Records that describe figures
════
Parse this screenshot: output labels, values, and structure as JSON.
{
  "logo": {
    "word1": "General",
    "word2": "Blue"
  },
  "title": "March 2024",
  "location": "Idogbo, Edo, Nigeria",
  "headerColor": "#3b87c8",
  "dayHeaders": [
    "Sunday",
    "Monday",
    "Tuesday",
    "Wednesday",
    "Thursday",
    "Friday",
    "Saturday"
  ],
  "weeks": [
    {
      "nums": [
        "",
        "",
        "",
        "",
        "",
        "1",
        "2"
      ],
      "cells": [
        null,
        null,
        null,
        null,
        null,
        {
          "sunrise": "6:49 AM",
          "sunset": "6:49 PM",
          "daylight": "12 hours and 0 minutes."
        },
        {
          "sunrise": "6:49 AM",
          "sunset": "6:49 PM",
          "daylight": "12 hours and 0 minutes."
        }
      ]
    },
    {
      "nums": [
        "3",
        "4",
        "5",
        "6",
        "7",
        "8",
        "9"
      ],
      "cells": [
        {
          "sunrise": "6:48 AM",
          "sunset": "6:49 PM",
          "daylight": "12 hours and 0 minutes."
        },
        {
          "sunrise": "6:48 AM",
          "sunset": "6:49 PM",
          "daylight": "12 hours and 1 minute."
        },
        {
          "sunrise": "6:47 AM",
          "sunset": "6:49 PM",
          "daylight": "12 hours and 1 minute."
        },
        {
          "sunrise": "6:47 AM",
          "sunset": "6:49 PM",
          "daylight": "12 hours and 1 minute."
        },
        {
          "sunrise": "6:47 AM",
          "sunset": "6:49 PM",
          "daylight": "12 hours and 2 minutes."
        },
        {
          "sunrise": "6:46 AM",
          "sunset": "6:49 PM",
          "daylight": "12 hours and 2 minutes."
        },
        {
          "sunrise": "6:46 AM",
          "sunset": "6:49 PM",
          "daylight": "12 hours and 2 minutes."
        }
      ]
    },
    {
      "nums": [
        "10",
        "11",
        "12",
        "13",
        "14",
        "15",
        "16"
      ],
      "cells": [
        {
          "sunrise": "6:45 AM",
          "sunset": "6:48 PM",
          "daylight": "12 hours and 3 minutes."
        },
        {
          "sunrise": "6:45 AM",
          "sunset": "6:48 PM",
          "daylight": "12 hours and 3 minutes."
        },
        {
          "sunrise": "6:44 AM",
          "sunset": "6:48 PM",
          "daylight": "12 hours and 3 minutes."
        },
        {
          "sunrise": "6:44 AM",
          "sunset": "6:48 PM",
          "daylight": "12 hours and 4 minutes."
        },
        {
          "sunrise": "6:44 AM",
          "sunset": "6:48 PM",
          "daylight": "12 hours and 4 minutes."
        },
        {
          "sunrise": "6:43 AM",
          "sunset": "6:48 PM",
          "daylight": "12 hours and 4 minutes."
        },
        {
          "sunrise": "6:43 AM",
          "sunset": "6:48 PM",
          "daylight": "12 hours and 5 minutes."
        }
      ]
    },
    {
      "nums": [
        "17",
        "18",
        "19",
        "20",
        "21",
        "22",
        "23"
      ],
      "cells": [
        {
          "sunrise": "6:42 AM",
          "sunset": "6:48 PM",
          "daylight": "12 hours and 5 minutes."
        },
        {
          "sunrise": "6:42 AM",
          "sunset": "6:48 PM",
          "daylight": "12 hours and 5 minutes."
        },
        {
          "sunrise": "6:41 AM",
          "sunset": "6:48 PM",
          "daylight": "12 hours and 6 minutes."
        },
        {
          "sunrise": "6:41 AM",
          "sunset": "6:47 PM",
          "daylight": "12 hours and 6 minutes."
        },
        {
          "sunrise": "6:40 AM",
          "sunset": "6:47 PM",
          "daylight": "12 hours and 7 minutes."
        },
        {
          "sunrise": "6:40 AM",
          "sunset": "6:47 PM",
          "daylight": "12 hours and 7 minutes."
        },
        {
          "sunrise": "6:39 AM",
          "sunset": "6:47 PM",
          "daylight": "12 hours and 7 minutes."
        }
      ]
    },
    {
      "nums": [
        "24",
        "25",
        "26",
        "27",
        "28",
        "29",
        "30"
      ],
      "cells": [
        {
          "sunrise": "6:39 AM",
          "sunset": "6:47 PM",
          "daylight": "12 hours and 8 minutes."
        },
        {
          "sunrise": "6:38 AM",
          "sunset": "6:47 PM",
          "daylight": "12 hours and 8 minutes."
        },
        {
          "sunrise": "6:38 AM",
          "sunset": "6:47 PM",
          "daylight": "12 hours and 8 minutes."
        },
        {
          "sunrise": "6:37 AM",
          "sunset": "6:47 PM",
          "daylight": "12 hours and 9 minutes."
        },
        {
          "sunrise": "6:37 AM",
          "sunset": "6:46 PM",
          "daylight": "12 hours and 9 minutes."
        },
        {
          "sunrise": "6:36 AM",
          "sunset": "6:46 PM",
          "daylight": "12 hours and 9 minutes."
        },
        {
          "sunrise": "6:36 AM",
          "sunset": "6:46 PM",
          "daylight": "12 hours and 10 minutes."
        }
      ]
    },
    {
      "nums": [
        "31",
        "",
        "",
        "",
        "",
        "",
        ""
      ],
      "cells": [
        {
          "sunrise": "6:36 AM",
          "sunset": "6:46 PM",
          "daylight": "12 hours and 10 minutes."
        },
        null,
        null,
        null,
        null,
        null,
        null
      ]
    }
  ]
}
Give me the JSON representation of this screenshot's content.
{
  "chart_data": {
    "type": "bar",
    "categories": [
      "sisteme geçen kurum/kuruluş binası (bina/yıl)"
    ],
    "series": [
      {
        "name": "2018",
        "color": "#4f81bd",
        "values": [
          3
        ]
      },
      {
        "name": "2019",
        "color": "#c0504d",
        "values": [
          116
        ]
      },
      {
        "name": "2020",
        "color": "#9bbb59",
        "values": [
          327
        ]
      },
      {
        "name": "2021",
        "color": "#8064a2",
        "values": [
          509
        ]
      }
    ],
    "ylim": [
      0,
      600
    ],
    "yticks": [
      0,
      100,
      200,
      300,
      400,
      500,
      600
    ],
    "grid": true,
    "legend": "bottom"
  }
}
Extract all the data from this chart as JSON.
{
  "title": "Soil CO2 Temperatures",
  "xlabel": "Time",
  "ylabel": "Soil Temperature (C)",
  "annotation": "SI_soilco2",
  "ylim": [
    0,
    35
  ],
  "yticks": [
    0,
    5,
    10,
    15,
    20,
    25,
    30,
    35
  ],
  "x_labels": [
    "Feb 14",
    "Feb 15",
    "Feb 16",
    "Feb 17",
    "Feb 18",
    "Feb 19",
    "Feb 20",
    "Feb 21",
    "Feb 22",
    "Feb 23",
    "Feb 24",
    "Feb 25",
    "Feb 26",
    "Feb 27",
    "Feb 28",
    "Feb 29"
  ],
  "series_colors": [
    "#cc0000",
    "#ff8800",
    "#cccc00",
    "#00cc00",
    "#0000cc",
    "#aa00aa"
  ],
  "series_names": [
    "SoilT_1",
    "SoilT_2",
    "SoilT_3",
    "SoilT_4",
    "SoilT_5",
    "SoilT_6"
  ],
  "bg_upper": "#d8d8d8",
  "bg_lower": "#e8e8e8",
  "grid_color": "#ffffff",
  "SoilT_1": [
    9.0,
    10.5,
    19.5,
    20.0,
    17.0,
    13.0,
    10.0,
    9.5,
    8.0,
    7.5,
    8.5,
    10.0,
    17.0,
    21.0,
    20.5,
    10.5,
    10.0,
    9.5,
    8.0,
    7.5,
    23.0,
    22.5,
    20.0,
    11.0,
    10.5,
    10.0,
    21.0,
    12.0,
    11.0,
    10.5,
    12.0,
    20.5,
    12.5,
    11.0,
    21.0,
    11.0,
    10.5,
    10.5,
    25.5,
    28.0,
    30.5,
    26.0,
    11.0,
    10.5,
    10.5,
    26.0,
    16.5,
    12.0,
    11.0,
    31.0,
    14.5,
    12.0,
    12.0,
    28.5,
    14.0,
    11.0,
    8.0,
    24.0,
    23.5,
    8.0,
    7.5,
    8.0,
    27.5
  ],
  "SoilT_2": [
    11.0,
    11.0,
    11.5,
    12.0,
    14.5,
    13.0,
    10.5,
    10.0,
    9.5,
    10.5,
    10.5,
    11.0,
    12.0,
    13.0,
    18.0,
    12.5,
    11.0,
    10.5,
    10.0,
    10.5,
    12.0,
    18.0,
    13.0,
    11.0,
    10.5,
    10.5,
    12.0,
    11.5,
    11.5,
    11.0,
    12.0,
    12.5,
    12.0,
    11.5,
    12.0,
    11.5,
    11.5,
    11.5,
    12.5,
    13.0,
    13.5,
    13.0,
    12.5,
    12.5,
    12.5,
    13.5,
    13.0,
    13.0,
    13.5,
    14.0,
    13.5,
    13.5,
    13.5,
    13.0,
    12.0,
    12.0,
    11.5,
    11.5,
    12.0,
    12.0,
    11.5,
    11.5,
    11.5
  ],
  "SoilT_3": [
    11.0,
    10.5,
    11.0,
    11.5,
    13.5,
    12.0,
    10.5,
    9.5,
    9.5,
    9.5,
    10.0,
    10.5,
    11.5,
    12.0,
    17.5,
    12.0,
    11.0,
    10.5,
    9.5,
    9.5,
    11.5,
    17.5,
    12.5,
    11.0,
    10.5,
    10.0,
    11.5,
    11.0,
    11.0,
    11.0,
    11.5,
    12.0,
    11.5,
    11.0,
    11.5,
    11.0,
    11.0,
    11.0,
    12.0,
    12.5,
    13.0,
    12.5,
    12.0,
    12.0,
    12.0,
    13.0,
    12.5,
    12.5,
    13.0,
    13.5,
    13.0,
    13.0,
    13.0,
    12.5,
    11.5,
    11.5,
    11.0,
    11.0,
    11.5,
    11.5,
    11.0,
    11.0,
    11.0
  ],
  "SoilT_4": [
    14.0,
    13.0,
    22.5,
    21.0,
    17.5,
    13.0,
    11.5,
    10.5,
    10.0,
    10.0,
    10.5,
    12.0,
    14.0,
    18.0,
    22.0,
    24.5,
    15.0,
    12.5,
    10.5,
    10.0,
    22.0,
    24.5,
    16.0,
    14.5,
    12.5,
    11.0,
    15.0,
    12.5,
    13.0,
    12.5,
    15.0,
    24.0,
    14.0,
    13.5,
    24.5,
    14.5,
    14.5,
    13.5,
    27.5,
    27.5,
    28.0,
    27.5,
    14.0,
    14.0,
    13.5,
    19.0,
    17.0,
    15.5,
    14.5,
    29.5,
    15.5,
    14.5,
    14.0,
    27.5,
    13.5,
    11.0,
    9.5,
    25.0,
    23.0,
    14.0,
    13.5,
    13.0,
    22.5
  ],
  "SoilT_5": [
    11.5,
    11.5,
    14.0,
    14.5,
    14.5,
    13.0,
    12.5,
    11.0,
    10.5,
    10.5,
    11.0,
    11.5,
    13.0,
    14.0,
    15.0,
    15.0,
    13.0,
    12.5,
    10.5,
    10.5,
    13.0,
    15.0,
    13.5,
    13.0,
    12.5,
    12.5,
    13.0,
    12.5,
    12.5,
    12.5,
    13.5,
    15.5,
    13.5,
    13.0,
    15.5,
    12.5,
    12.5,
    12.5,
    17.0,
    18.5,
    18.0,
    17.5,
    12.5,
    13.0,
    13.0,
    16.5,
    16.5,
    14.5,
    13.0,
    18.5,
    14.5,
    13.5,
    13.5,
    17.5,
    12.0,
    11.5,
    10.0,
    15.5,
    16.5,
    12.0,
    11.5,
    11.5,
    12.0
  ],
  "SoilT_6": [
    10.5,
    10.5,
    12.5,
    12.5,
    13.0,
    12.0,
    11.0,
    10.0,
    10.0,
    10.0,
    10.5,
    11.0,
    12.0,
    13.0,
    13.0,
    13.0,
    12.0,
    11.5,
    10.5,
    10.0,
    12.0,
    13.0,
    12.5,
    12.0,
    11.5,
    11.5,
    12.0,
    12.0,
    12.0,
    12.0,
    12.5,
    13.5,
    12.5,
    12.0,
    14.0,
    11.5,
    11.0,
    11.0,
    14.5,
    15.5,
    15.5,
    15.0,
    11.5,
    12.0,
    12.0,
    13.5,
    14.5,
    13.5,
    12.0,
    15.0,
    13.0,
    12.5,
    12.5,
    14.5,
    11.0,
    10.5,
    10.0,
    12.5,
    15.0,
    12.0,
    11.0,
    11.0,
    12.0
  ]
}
════
• Exercise requirements: Copy every line of the records above that holds the word "JSON".

• Answer for the task:
Parse this screenshot: output labels, values, and structure as JSON.
Give me the JSON representation of this screenshot's content.
Extract all the data from this chart as JSON.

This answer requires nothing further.